▶ _Written instruction_
Leave out the images; return the rest of the data exactly.

Data items:
>>>>>

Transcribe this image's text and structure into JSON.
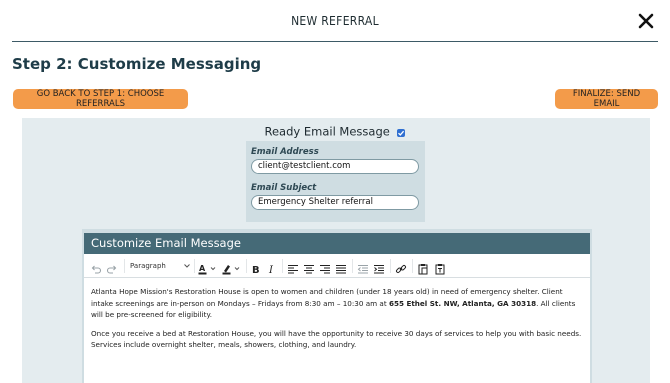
{
  "header": {
    "title": "NEW REFERRAL",
    "close_icon": "close-icon"
  },
  "step_title": "Step 2: Customize Messaging",
  "buttons": {
    "back_label": "GO BACK TO STEP 1: CHOOSE REFERRALS",
    "finalize_label": "FINALIZE: SEND EMAIL",
    "accent_color": "#f39b4a"
  },
  "ready": {
    "label": "Ready Email Message",
    "checked": true
  },
  "email": {
    "address_label": "Email Address",
    "address_value": "client@testclient.com",
    "subject_label": "Email Subject",
    "subject_value": "Emergency Shelter referral"
  },
  "editor": {
    "title": "Customize Email Message",
    "block_format": "Paragraph",
    "toolbar_icons": [
      "undo-icon",
      "redo-icon",
      "paragraph-select",
      "text-color-icon",
      "highlight-icon",
      "bold-icon",
      "italic-icon",
      "align-left-icon",
      "align-center-icon",
      "align-right-icon",
      "align-justify-icon",
      "outdent-icon",
      "indent-icon",
      "link-icon",
      "paste-icon",
      "paste-text-icon"
    ],
    "para1_before": "Atlanta Hope Mission's Restoration House is open to women and children (under 18 years old) in need of emergency shelter. Client intake screenings are in-person on Mondays – Fridays from 8:30 am – 10:30 am at ",
    "para1_bold": "655 Ethel St. NW, Atlanta, GA 30318",
    "para1_after": ". All clients will be pre-screened for eligibility.",
    "para2": "Once you receive a bed at Restoration House, you will have the opportunity to receive 30 days of services to help you with basic needs. Services include overnight shelter, meals, showers, clothing, and laundry."
  }
}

<<<<<

▶ _Answer to the exercise_
Transcribe this image's text and structure into JSON.
{
  "header": {
    "title": "NEW REFERRAL",
    "close_icon": "close-icon"
  },
  "step_title": "Step 2: Customize Messaging",
  "buttons": {
    "back_label": "GO BACK TO STEP 1: CHOOSE REFERRALS",
    "finalize_label": "FINALIZE: SEND EMAIL",
    "accent_color": "#f39b4a"
  },
  "ready": {
    "label": "Ready Email Message",
    "checked": true
  },
  "email": {
    "address_label": "Email Address",
    "address_value": "client@testclient.com",
    "subject_label": "Email Subject",
    "subject_value": "Emergency Shelter referral"
  },
  "editor": {
    "title": "Customize Email Message",
    "block_format": "Paragraph",
    "toolbar_icons": [
      "undo-icon",
      "redo-icon",
      "paragraph-select",
      "text-color-icon",
      "highlight-icon",
      "bold-icon",
      "italic-icon",
      "align-left-icon",
      "align-center-icon",
      "align-right-icon",
      "align-justify-icon",
      "outdent-icon",
      "indent-icon",
      "link-icon",
      "paste-icon",
      "paste-text-icon"
    ],
    "para1_before": "Atlanta Hope Mission's Restoration House is open to women and children (under 18 years old) in need of emergency shelter. Client intake screenings are in-person on Mondays – Fridays from 8:30 am – 10:30 am at ",
    "para1_bold": "655 Ethel St. NW, Atlanta, GA 30318",
    "para1_after": ". All clients will be pre-screened for eligibility.",
    "para2": "Once you receive a bed at Restoration House, you will have the opportunity to receive 30 days of services to help you with basic needs. Services include overnight shelter, meals, showers, clothing, and laundry."
  }
}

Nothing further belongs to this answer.